### TASK INPUTS
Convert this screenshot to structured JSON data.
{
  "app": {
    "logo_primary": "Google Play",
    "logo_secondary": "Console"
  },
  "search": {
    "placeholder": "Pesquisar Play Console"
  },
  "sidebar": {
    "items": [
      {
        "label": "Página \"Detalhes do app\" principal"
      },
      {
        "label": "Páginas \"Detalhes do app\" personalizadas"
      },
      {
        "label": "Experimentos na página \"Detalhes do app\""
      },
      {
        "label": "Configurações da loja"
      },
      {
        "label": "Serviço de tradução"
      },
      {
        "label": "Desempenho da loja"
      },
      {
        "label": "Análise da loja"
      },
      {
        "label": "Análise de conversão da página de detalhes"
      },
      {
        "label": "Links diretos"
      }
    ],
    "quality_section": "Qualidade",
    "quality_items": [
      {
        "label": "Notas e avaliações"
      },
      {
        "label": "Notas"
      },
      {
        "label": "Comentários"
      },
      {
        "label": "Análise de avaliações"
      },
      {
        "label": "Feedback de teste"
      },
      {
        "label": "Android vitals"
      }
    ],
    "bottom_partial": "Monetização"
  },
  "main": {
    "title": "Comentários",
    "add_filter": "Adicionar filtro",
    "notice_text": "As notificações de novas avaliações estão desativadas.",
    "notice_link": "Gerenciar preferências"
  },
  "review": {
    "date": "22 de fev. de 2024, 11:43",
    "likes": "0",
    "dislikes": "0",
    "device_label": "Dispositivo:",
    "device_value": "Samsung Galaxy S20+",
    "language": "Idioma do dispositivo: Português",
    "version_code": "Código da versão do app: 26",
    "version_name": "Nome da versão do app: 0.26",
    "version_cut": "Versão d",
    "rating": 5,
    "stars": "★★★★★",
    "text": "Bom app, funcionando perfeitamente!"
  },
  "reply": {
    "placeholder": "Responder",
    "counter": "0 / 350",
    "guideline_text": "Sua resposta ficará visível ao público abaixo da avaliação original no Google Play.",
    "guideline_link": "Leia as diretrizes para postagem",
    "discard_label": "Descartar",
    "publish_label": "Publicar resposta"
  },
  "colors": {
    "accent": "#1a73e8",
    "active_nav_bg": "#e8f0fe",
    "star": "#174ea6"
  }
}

### TASK GOAL
Your task is to repeat the data exactly, with nothing left out.

### THE OUTPUT
Convert this screenshot to structured JSON data.
{
  "app": {
    "logo_primary": "Google Play",
    "logo_secondary": "Console"
  },
  "search": {
    "placeholder": "Pesquisar Play Console"
  },
  "sidebar": {
    "items": [
      {
        "label": "Página \"Detalhes do app\" principal"
      },
      {
        "label": "Páginas \"Detalhes do app\" personalizadas"
      },
      {
        "label": "Experimentos na página \"Detalhes do app\""
      },
      {
        "label": "Configurações da loja"
      },
      {
        "label": "Serviço de tradução"
      },
      {
        "label": "Desempenho da loja"
      },
      {
        "label": "Análise da loja"
      },
      {
        "label": "Análise de conversão da página de detalhes"
      },
      {
        "label": "Links diretos"
      }
    ],
    "quality_section": "Qualidade",
    "quality_items": [
      {
        "label": "Notas e avaliações"
      },
      {
        "label": "Notas"
      },
      {
        "label": "Comentários"
      },
      {
        "label": "Análise de avaliações"
      },
      {
        "label": "Feedback de teste"
      },
      {
        "label": "Android vitals"
      }
    ],
    "bottom_partial": "Monetização"
  },
  "main": {
    "title": "Comentários",
    "add_filter": "Adicionar filtro",
    "notice_text": "As notificações de novas avaliações estão desativadas.",
    "notice_link": "Gerenciar preferências"
  },
  "review": {
    "date": "22 de fev. de 2024, 11:43",
    "likes": "0",
    "dislikes": "0",
    "device_label": "Dispositivo:",
    "device_value": "Samsung Galaxy S20+",
    "language": "Idioma do dispositivo: Português",
    "version_code": "Código da versão do app: 26",
    "version_name": "Nome da versão do app: 0.26",
    "version_cut": "Versão d",
    "rating": 5,
    "stars": "★★★★★",
    "text": "Bom app, funcionando perfeitamente!"
  },
  "reply": {
    "placeholder": "Responder",
    "counter": "0 / 350",
    "guideline_text": "Sua resposta ficará visível ao público abaixo da avaliação original no Google Play.",
    "guideline_link": "Leia as diretrizes para postagem",
    "discard_label": "Descartar",
    "publish_label": "Publicar resposta"
  },
  "colors": {
    "accent": "#1a73e8",
    "active_nav_bg": "#e8f0fe",
    "star": "#174ea6"
  }
}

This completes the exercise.